"""
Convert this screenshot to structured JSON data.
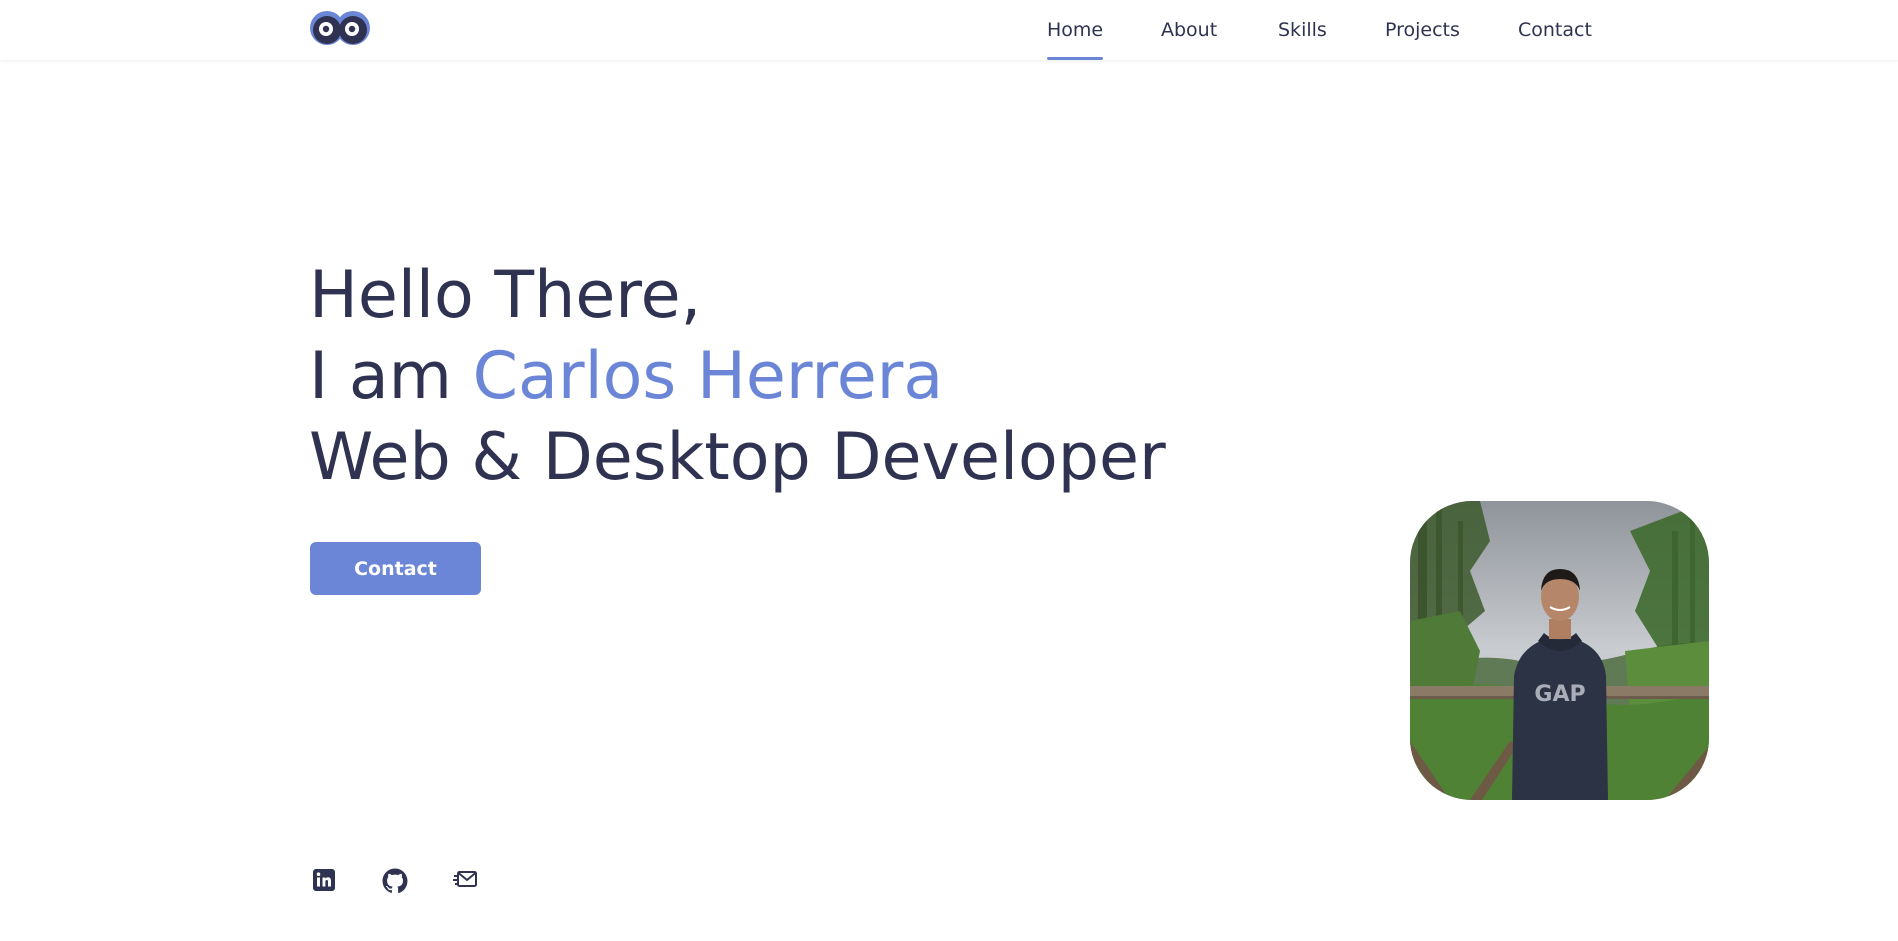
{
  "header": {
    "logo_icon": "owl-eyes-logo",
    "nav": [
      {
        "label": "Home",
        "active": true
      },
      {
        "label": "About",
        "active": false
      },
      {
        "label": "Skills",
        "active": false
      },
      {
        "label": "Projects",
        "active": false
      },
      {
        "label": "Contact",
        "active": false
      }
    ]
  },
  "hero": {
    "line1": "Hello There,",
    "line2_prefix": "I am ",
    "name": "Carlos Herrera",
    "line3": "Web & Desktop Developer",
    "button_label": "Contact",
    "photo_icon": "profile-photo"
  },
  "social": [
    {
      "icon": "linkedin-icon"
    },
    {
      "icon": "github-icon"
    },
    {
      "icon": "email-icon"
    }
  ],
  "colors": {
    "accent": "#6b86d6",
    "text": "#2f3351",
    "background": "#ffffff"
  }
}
"""
§ Work to be completed
Repeat the data exactly, excluding the pictures.

§ Full output
Convert this screenshot to structured JSON data.
{
  "header": {
    "logo_icon": "owl-eyes-logo",
    "nav": [
      {
        "label": "Home",
        "active": true
      },
      {
        "label": "About",
        "active": false
      },
      {
        "label": "Skills",
        "active": false
      },
      {
        "label": "Projects",
        "active": false
      },
      {
        "label": "Contact",
        "active": false
      }
    ]
  },
  "hero": {
    "line1": "Hello There,",
    "line2_prefix": "I am ",
    "name": "Carlos Herrera",
    "line3": "Web & Desktop Developer",
    "button_label": "Contact",
    "photo_icon": "profile-photo"
  },
  "social": [
    {
      "icon": "linkedin-icon"
    },
    {
      "icon": "github-icon"
    },
    {
      "icon": "email-icon"
    }
  ],
  "colors": {
    "accent": "#6b86d6",
    "text": "#2f3351",
    "background": "#ffffff"
  }
}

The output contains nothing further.